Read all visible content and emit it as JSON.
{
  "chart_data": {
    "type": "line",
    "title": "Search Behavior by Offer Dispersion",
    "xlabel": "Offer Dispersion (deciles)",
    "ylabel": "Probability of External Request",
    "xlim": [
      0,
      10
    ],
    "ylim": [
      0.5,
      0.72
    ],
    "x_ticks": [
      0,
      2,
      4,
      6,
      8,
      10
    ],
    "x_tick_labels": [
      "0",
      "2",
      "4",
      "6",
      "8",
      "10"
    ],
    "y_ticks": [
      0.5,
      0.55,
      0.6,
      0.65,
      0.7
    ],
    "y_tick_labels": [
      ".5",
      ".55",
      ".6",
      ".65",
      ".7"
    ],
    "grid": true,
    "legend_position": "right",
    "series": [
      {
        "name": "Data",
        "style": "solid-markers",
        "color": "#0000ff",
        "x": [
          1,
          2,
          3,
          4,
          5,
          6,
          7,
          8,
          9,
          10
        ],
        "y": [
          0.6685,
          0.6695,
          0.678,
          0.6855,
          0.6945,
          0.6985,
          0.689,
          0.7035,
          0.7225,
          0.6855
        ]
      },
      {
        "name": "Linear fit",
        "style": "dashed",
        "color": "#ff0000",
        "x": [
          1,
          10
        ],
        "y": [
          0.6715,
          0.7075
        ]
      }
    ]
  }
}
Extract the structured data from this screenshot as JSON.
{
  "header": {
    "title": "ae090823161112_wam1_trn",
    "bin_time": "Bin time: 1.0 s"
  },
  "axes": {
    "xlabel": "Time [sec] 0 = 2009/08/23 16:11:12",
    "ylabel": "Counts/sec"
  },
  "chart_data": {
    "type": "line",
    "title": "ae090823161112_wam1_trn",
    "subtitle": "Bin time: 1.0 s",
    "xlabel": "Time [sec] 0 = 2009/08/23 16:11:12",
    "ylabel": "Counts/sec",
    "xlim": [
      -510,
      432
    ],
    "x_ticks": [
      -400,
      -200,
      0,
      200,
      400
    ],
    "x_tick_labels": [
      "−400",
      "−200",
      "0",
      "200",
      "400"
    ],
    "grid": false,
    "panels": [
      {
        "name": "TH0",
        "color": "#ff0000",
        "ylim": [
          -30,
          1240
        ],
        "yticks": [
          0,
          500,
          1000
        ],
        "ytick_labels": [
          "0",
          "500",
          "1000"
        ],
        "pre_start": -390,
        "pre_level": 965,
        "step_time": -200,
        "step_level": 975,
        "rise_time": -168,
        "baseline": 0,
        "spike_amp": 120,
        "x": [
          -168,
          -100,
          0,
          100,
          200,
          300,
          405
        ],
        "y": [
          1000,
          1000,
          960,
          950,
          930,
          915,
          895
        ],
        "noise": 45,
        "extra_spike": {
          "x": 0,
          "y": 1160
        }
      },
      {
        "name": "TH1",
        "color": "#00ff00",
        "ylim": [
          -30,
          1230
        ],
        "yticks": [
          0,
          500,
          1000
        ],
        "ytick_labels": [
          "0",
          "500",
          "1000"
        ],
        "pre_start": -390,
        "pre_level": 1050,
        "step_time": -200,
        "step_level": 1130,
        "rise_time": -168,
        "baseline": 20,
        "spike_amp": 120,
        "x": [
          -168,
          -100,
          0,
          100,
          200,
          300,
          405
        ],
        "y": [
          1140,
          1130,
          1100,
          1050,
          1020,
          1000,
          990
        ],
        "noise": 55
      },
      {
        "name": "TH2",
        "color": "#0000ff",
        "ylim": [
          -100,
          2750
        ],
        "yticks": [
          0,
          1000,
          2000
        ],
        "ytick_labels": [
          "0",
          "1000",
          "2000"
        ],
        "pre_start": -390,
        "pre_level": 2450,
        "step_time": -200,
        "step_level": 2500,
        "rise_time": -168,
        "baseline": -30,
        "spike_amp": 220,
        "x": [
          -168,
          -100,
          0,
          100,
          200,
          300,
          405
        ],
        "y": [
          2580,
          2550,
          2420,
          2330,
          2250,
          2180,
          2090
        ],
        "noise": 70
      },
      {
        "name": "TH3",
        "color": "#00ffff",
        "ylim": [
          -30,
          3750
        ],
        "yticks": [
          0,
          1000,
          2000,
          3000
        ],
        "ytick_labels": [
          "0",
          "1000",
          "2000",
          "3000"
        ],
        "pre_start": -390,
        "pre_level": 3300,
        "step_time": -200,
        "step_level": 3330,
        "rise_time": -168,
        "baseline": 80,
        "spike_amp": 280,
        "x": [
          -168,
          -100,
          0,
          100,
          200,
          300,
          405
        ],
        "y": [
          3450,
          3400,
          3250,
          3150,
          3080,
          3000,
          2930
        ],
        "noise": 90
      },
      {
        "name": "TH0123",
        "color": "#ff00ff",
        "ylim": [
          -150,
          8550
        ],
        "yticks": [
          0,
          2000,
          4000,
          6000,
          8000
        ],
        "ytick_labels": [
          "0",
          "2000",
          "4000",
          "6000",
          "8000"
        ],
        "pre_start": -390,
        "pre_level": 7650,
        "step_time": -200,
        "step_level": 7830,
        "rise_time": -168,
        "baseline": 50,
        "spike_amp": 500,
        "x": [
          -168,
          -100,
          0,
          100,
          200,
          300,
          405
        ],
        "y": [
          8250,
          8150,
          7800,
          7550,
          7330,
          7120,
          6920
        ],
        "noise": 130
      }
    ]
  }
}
------------------------------------
TASK TO COMPLETE
Emit the records above again, exactly, with no line skipped.

FULL OUTPUT
Read all visible content and emit it as JSON.
{
  "chart_data": {
    "type": "line",
    "title": "Search Behavior by Offer Dispersion",
    "xlabel": "Offer Dispersion (deciles)",
    "ylabel": "Probability of External Request",
    "xlim": [
      0,
      10
    ],
    "ylim": [
      0.5,
      0.72
    ],
    "x_ticks": [
      0,
      2,
      4,
      6,
      8,
      10
    ],
    "x_tick_labels": [
      "0",
      "2",
      "4",
      "6",
      "8",
      "10"
    ],
    "y_ticks": [
      0.5,
      0.55,
      0.6,
      0.65,
      0.7
    ],
    "y_tick_labels": [
      ".5",
      ".55",
      ".6",
      ".65",
      ".7"
    ],
    "grid": true,
    "legend_position": "right",
    "series": [
      {
        "name": "Data",
        "style": "solid-markers",
        "color": "#0000ff",
        "x": [
          1,
          2,
          3,
          4,
          5,
          6,
          7,
          8,
          9,
          10
        ],
        "y": [
          0.6685,
          0.6695,
          0.678,
          0.6855,
          0.6945,
          0.6985,
          0.689,
          0.7035,
          0.7225,
          0.6855
        ]
      },
      {
        "name": "Linear fit",
        "style": "dashed",
        "color": "#ff0000",
        "x": [
          1,
          10
        ],
        "y": [
          0.6715,
          0.7075
        ]
      }
    ]
  }
}
Extract the structured data from this screenshot as JSON.
{
  "header": {
    "title": "ae090823161112_wam1_trn",
    "bin_time": "Bin time: 1.0 s"
  },
  "axes": {
    "xlabel": "Time [sec] 0 = 2009/08/23 16:11:12",
    "ylabel": "Counts/sec"
  },
  "chart_data": {
    "type": "line",
    "title": "ae090823161112_wam1_trn",
    "subtitle": "Bin time: 1.0 s",
    "xlabel": "Time [sec] 0 = 2009/08/23 16:11:12",
    "ylabel": "Counts/sec",
    "xlim": [
      -510,
      432
    ],
    "x_ticks": [
      -400,
      -200,
      0,
      200,
      400
    ],
    "x_tick_labels": [
      "−400",
      "−200",
      "0",
      "200",
      "400"
    ],
    "grid": false,
    "panels": [
      {
        "name": "TH0",
        "color": "#ff0000",
        "ylim": [
          -30,
          1240
        ],
        "yticks": [
          0,
          500,
          1000
        ],
        "ytick_labels": [
          "0",
          "500",
          "1000"
        ],
        "pre_start": -390,
        "pre_level": 965,
        "step_time": -200,
        "step_level": 975,
        "rise_time": -168,
        "baseline": 0,
        "spike_amp": 120,
        "x": [
          -168,
          -100,
          0,
          100,
          200,
          300,
          405
        ],
        "y": [
          1000,
          1000,
          960,
          950,
          930,
          915,
          895
        ],
        "noise": 45,
        "extra_spike": {
          "x": 0,
          "y": 1160
        }
      },
      {
        "name": "TH1",
        "color": "#00ff00",
        "ylim": [
          -30,
          1230
        ],
        "yticks": [
          0,
          500,
          1000
        ],
        "ytick_labels": [
          "0",
          "500",
          "1000"
        ],
        "pre_start": -390,
        "pre_level": 1050,
        "step_time": -200,
        "step_level": 1130,
        "rise_time": -168,
        "baseline": 20,
        "spike_amp": 120,
        "x": [
          -168,
          -100,
          0,
          100,
          200,
          300,
          405
        ],
        "y": [
          1140,
          1130,
          1100,
          1050,
          1020,
          1000,
          990
        ],
        "noise": 55
      },
      {
        "name": "TH2",
        "color": "#0000ff",
        "ylim": [
          -100,
          2750
        ],
        "yticks": [
          0,
          1000,
          2000
        ],
        "ytick_labels": [
          "0",
          "1000",
          "2000"
        ],
        "pre_start": -390,
        "pre_level": 2450,
        "step_time": -200,
        "step_level": 2500,
        "rise_time": -168,
        "baseline": -30,
        "spike_amp": 220,
        "x": [
          -168,
          -100,
          0,
          100,
          200,
          300,
          405
        ],
        "y": [
          2580,
          2550,
          2420,
          2330,
          2250,
          2180,
          2090
        ],
        "noise": 70
      },
      {
        "name": "TH3",
        "color": "#00ffff",
        "ylim": [
          -30,
          3750
        ],
        "yticks": [
          0,
          1000,
          2000,
          3000
        ],
        "ytick_labels": [
          "0",
          "1000",
          "2000",
          "3000"
        ],
        "pre_start": -390,
        "pre_level": 3300,
        "step_time": -200,
        "step_level": 3330,
        "rise_time": -168,
        "baseline": 80,
        "spike_amp": 280,
        "x": [
          -168,
          -100,
          0,
          100,
          200,
          300,
          405
        ],
        "y": [
          3450,
          3400,
          3250,
          3150,
          3080,
          3000,
          2930
        ],
        "noise": 90
      },
      {
        "name": "TH0123",
        "color": "#ff00ff",
        "ylim": [
          -150,
          8550
        ],
        "yticks": [
          0,
          2000,
          4000,
          6000,
          8000
        ],
        "ytick_labels": [
          "0",
          "2000",
          "4000",
          "6000",
          "8000"
        ],
        "pre_start": -390,
        "pre_level": 7650,
        "step_time": -200,
        "step_level": 7830,
        "rise_time": -168,
        "baseline": 50,
        "spike_amp": 500,
        "x": [
          -168,
          -100,
          0,
          100,
          200,
          300,
          405
        ],
        "y": [
          8250,
          8150,
          7800,
          7550,
          7330,
          7120,
          6920
        ],
        "noise": 130
      }
    ]
  }
}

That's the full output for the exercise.